▶ **Problem description**
Extract all data as written.

-------- Available data --------

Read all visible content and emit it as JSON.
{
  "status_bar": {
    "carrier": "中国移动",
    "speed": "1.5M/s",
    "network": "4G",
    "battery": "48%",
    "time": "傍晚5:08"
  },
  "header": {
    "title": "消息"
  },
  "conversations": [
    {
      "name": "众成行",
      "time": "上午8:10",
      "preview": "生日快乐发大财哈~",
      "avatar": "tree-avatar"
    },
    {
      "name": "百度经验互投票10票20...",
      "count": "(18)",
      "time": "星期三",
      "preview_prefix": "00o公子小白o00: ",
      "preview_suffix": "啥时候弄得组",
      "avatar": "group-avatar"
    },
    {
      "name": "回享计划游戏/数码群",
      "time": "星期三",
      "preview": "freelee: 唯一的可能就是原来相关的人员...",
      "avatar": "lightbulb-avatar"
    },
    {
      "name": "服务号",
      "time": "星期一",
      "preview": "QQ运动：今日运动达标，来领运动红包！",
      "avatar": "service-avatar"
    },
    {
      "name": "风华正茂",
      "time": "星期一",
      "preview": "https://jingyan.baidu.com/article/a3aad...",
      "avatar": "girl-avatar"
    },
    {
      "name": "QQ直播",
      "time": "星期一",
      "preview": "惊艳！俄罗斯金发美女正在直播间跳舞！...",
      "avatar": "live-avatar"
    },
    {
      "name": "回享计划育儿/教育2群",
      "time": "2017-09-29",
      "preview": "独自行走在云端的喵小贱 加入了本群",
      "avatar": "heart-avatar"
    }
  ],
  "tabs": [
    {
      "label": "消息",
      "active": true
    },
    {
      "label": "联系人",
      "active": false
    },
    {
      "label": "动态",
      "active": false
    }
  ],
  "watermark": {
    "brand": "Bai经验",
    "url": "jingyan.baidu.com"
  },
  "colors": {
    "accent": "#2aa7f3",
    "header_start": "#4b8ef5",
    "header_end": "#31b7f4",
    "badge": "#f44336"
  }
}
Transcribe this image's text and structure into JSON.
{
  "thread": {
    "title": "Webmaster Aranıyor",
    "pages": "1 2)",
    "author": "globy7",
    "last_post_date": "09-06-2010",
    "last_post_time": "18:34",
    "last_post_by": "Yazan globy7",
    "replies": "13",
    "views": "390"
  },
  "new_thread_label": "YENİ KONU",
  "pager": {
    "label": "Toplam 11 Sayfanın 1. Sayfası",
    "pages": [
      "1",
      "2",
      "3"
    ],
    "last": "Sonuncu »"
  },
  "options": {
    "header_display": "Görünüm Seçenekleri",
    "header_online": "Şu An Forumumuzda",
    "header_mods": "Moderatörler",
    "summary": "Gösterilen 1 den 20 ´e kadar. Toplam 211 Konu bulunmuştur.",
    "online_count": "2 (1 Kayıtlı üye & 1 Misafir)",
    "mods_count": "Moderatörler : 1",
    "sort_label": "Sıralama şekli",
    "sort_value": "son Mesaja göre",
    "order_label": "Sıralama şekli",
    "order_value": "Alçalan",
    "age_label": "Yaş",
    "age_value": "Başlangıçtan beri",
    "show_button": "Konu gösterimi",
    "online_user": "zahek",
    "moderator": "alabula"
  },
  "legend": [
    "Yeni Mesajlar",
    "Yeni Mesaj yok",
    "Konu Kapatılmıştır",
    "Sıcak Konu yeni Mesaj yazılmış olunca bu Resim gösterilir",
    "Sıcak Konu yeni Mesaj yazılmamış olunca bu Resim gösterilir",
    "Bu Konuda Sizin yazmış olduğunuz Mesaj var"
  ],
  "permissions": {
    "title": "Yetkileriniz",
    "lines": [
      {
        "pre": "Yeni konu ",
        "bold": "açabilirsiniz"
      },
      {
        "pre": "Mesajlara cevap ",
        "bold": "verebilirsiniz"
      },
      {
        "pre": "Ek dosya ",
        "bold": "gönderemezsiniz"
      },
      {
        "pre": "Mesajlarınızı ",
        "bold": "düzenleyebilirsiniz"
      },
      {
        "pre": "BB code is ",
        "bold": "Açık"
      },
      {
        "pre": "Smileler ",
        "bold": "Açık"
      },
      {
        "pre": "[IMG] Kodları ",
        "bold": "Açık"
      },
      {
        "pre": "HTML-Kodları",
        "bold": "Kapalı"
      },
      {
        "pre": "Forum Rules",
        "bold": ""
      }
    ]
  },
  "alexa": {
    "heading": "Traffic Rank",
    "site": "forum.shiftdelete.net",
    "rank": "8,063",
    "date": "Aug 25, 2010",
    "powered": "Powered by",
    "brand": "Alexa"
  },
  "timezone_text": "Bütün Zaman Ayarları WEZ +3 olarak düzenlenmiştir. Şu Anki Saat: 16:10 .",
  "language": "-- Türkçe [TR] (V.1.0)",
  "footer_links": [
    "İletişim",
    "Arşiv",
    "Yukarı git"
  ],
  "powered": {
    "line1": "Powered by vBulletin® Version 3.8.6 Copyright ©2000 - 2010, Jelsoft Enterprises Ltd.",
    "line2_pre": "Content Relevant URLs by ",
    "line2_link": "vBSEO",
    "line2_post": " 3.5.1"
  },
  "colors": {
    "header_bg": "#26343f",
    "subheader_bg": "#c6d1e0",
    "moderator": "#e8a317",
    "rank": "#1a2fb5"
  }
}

--------

▶ **Answer in full**
Read all visible content and emit it as JSON.
{
  "status_bar": {
    "carrier": "中国移动",
    "speed": "1.5M/s",
    "network": "4G",
    "battery": "48%",
    "time": "傍晚5:08"
  },
  "header": {
    "title": "消息"
  },
  "conversations": [
    {
      "name": "众成行",
      "time": "上午8:10",
      "preview": "生日快乐发大财哈~",
      "avatar": "tree-avatar"
    },
    {
      "name": "百度经验互投票10票20...",
      "count": "(18)",
      "time": "星期三",
      "preview_prefix": "00o公子小白o00: ",
      "preview_suffix": "啥时候弄得组",
      "avatar": "group-avatar"
    },
    {
      "name": "回享计划游戏/数码群",
      "time": "星期三",
      "preview": "freelee: 唯一的可能就是原来相关的人员...",
      "avatar": "lightbulb-avatar"
    },
    {
      "name": "服务号",
      "time": "星期一",
      "preview": "QQ运动：今日运动达标，来领运动红包！",
      "avatar": "service-avatar"
    },
    {
      "name": "风华正茂",
      "time": "星期一",
      "preview": "https://jingyan.baidu.com/article/a3aad...",
      "avatar": "girl-avatar"
    },
    {
      "name": "QQ直播",
      "time": "星期一",
      "preview": "惊艳！俄罗斯金发美女正在直播间跳舞！...",
      "avatar": "live-avatar"
    },
    {
      "name": "回享计划育儿/教育2群",
      "time": "2017-09-29",
      "preview": "独自行走在云端的喵小贱 加入了本群",
      "avatar": "heart-avatar"
    }
  ],
  "tabs": [
    {
      "label": "消息",
      "active": true
    },
    {
      "label": "联系人",
      "active": false
    },
    {
      "label": "动态",
      "active": false
    }
  ],
  "watermark": {
    "brand": "Bai经验",
    "url": "jingyan.baidu.com"
  },
  "colors": {
    "accent": "#2aa7f3",
    "header_start": "#4b8ef5",
    "header_end": "#31b7f4",
    "badge": "#f44336"
  }
}
Transcribe this image's text and structure into JSON.
{
  "thread": {
    "title": "Webmaster Aranıyor",
    "pages": "1 2)",
    "author": "globy7",
    "last_post_date": "09-06-2010",
    "last_post_time": "18:34",
    "last_post_by": "Yazan globy7",
    "replies": "13",
    "views": "390"
  },
  "new_thread_label": "YENİ KONU",
  "pager": {
    "label": "Toplam 11 Sayfanın 1. Sayfası",
    "pages": [
      "1",
      "2",
      "3"
    ],
    "last": "Sonuncu »"
  },
  "options": {
    "header_display": "Görünüm Seçenekleri",
    "header_online": "Şu An Forumumuzda",
    "header_mods": "Moderatörler",
    "summary": "Gösterilen 1 den 20 ´e kadar. Toplam 211 Konu bulunmuştur.",
    "online_count": "2 (1 Kayıtlı üye & 1 Misafir)",
    "mods_count": "Moderatörler : 1",
    "sort_label": "Sıralama şekli",
    "sort_value": "son Mesaja göre",
    "order_label": "Sıralama şekli",
    "order_value": "Alçalan",
    "age_label": "Yaş",
    "age_value": "Başlangıçtan beri",
    "show_button": "Konu gösterimi",
    "online_user": "zahek",
    "moderator": "alabula"
  },
  "legend": [
    "Yeni Mesajlar",
    "Yeni Mesaj yok",
    "Konu Kapatılmıştır",
    "Sıcak Konu yeni Mesaj yazılmış olunca bu Resim gösterilir",
    "Sıcak Konu yeni Mesaj yazılmamış olunca bu Resim gösterilir",
    "Bu Konuda Sizin yazmış olduğunuz Mesaj var"
  ],
  "permissions": {
    "title": "Yetkileriniz",
    "lines": [
      {
        "pre": "Yeni konu ",
        "bold": "açabilirsiniz"
      },
      {
        "pre": "Mesajlara cevap ",
        "bold": "verebilirsiniz"
      },
      {
        "pre": "Ek dosya ",
        "bold": "gönderemezsiniz"
      },
      {
        "pre": "Mesajlarınızı ",
        "bold": "düzenleyebilirsiniz"
      },
      {
        "pre": "BB code is ",
        "bold": "Açık"
      },
      {
        "pre": "Smileler ",
        "bold": "Açık"
      },
      {
        "pre": "[IMG] Kodları ",
        "bold": "Açık"
      },
      {
        "pre": "HTML-Kodları",
        "bold": "Kapalı"
      },
      {
        "pre": "Forum Rules",
        "bold": ""
      }
    ]
  },
  "alexa": {
    "heading": "Traffic Rank",
    "site": "forum.shiftdelete.net",
    "rank": "8,063",
    "date": "Aug 25, 2010",
    "powered": "Powered by",
    "brand": "Alexa"
  },
  "timezone_text": "Bütün Zaman Ayarları WEZ +3 olarak düzenlenmiştir. Şu Anki Saat: 16:10 .",
  "language": "-- Türkçe [TR] (V.1.0)",
  "footer_links": [
    "İletişim",
    "Arşiv",
    "Yukarı git"
  ],
  "powered": {
    "line1": "Powered by vBulletin® Version 3.8.6 Copyright ©2000 - 2010, Jelsoft Enterprises Ltd.",
    "line2_pre": "Content Relevant URLs by ",
    "line2_link": "vBSEO",
    "line2_post": " 3.5.1"
  },
  "colors": {
    "header_bg": "#26343f",
    "subheader_bg": "#c6d1e0",
    "moderator": "#e8a317",
    "rank": "#1a2fb5"
  }
}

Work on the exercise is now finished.